- **Data items**:
+===+
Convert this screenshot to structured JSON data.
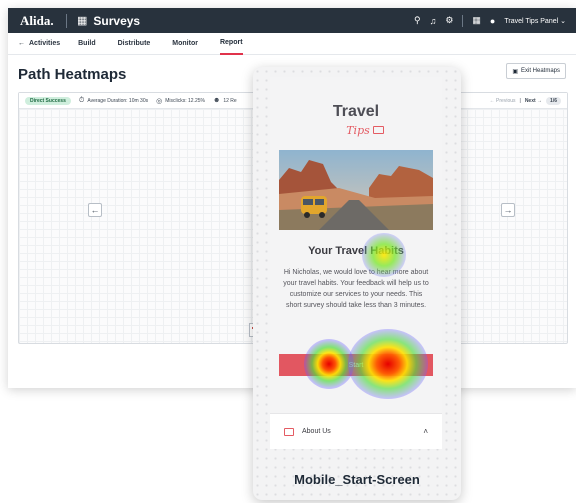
{
  "header": {
    "logo": "Alida.",
    "product": "Surveys",
    "panel": "Travel Tips Panel",
    "icons": [
      "search-icon",
      "bell-icon",
      "gear-icon",
      "apps-grid-icon",
      "user-icon"
    ]
  },
  "subnav": {
    "back_label": "Activities",
    "tabs": [
      {
        "label": "Build",
        "active": false
      },
      {
        "label": "Distribute",
        "active": false
      },
      {
        "label": "Monitor",
        "active": false
      },
      {
        "label": "Report",
        "active": true
      }
    ]
  },
  "page": {
    "title": "Path Heatmaps",
    "exit_label": "Exit Heatmaps"
  },
  "toolbar": {
    "status_badge": "Direct Success",
    "duration": "Average Duration: 10m 30s",
    "misclicks": "Misclicks: 12.25%",
    "respondents": "12 Re",
    "prev_label": "Previous",
    "next_label": "Next",
    "page_indicator": "1/6"
  },
  "phone": {
    "brand_main": "Travel",
    "brand_sub": "Tips",
    "card_title": "Your Travel Habits",
    "card_body": "Hi Nicholas, we would love to hear more about your travel habits. Your feedback will help us to customize our services to your needs. This short survey should  take less than 3 minutes.",
    "start_label": "Start",
    "about_label": "About Us",
    "screen_name": "Mobile_Start-Screen"
  },
  "colors": {
    "topbar": "#28323d",
    "accent": "#e0324b",
    "start_button": "#e25761",
    "badge_bg": "#cfeedd"
  }
}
+===+
- **Brief**: Every entry must be written out exactly, with all pictures left out.

- **Exercise response**:
Convert this screenshot to structured JSON data.
{
  "header": {
    "logo": "Alida.",
    "product": "Surveys",
    "panel": "Travel Tips Panel",
    "icons": [
      "search-icon",
      "bell-icon",
      "gear-icon",
      "apps-grid-icon",
      "user-icon"
    ]
  },
  "subnav": {
    "back_label": "Activities",
    "tabs": [
      {
        "label": "Build",
        "active": false
      },
      {
        "label": "Distribute",
        "active": false
      },
      {
        "label": "Monitor",
        "active": false
      },
      {
        "label": "Report",
        "active": true
      }
    ]
  },
  "page": {
    "title": "Path Heatmaps",
    "exit_label": "Exit Heatmaps"
  },
  "toolbar": {
    "status_badge": "Direct Success",
    "duration": "Average Duration: 10m 30s",
    "misclicks": "Misclicks: 12.25%",
    "respondents": "12 Re",
    "prev_label": "Previous",
    "next_label": "Next",
    "page_indicator": "1/6"
  },
  "phone": {
    "brand_main": "Travel",
    "brand_sub": "Tips",
    "card_title": "Your Travel Habits",
    "card_body": "Hi Nicholas, we would love to hear more about your travel habits. Your feedback will help us to customize our services to your needs. This short survey should  take less than 3 minutes.",
    "start_label": "Start",
    "about_label": "About Us",
    "screen_name": "Mobile_Start-Screen"
  },
  "colors": {
    "topbar": "#28323d",
    "accent": "#e0324b",
    "start_button": "#e25761",
    "badge_bg": "#cfeedd"
  }
}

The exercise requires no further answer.